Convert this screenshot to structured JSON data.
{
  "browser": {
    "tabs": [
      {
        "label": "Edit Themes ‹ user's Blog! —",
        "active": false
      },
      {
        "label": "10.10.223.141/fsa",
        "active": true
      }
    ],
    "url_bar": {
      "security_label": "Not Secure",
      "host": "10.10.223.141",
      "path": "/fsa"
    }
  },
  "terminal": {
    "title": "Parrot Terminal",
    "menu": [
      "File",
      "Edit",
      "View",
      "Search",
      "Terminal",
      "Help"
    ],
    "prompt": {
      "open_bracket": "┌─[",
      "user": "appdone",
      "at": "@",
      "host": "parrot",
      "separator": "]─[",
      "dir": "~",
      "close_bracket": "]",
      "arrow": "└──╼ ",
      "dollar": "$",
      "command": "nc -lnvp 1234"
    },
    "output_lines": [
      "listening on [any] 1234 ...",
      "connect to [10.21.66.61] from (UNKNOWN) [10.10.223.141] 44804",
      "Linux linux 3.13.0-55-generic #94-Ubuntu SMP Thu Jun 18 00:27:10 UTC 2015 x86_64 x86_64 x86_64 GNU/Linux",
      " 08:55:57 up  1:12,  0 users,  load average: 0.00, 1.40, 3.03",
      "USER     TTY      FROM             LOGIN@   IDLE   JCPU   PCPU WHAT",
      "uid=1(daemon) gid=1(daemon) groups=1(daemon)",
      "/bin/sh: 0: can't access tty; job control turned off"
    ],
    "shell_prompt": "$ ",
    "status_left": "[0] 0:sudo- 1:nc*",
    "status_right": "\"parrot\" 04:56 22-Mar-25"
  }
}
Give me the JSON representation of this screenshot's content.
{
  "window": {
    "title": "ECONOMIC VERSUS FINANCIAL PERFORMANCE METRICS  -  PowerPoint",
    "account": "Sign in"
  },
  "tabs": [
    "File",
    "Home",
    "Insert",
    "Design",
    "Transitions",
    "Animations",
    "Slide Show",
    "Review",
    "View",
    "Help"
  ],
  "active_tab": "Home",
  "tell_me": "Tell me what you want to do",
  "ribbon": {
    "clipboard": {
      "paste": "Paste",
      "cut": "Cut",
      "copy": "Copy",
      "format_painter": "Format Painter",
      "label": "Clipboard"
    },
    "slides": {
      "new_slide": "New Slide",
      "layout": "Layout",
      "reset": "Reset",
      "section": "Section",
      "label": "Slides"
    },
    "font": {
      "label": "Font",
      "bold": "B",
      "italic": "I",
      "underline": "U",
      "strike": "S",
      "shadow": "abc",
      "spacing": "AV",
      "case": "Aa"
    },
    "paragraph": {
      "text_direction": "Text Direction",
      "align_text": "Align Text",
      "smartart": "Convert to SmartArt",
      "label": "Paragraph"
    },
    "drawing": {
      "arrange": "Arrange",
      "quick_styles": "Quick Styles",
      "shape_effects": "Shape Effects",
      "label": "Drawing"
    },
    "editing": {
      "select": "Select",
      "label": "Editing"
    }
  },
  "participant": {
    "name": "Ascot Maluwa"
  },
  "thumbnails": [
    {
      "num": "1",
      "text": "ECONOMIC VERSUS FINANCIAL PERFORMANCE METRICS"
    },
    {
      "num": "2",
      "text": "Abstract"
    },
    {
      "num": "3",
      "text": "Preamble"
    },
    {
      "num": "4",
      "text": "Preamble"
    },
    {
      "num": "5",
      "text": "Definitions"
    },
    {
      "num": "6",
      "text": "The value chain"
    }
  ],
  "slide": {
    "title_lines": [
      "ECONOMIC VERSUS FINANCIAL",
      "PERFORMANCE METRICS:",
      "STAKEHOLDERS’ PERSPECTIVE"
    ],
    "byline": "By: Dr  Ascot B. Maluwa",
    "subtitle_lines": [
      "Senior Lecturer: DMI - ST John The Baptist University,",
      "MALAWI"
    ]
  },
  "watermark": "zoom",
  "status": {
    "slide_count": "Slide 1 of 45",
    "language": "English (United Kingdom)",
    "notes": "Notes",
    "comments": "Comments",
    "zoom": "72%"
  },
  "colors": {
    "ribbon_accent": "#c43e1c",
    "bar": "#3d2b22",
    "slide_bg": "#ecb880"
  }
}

--------

**Aim of the exercise:** State the count of lines holding the string "VERSUS" in the listing above, and nothing else.

**Solution to this problem:** 3